## Listing:

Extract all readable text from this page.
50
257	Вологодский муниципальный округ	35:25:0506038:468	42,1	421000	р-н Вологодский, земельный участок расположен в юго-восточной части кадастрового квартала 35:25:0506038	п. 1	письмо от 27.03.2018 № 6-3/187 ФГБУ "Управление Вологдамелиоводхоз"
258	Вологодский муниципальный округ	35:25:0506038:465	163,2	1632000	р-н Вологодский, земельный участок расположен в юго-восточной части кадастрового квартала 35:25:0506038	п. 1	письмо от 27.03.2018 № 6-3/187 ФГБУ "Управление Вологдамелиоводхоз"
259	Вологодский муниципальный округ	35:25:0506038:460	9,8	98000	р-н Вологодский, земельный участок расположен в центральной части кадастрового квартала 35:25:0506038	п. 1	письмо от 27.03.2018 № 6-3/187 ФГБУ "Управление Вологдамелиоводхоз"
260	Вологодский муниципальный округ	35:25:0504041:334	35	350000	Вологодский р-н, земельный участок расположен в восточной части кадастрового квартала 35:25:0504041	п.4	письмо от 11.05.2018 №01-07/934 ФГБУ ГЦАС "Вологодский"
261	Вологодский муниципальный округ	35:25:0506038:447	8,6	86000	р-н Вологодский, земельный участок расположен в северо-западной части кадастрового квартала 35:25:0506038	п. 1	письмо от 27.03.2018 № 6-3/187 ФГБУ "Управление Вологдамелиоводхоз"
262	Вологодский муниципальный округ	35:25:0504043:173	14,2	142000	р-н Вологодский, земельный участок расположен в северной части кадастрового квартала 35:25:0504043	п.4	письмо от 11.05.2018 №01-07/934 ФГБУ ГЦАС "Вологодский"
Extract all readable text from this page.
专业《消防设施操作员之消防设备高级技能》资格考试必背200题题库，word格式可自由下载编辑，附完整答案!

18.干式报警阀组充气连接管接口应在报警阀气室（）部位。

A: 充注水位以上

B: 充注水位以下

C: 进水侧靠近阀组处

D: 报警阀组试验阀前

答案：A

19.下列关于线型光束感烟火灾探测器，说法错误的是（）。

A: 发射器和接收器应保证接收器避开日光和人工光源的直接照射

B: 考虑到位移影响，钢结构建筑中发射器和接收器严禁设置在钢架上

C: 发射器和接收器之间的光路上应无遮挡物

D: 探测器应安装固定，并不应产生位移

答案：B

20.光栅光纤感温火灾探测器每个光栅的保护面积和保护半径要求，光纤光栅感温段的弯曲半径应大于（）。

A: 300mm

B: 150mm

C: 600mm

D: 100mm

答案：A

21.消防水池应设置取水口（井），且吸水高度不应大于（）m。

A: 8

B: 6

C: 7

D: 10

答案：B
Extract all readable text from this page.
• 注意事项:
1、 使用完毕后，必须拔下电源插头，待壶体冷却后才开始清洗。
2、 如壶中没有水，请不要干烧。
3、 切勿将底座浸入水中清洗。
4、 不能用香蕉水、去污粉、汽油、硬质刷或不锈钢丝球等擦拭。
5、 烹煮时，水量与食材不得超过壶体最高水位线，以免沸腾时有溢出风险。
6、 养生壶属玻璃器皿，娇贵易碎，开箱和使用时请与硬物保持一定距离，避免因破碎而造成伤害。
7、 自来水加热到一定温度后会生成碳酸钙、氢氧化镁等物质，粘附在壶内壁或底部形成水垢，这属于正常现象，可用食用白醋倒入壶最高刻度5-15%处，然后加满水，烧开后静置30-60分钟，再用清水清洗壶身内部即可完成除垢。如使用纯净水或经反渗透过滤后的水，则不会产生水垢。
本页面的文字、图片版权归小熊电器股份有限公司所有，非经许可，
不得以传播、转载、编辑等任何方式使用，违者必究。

## Exercise details:
Locate the lines above that contain "ГЦАС" and copy them.

## Solution to this task:
260	Вологодский муниципальный округ	35:25:0504041:334	35	350000	Вологодский р-н, земельный участок расположен в восточной части кадастрового квартала 35:25:0504041	п.4	письмо от 11.05.2018 №01-07/934 ФГБУ ГЦАС "Вологодский"
262	Вологодский муниципальный округ	35:25:0504043:173	14,2	142000	р-н Вологодский, земельный участок расположен в северной части кадастрового квартала 35:25:0504043	п.4	письмо от 11.05.2018 №01-07/934 ФГБУ ГЦАС "Вологодский"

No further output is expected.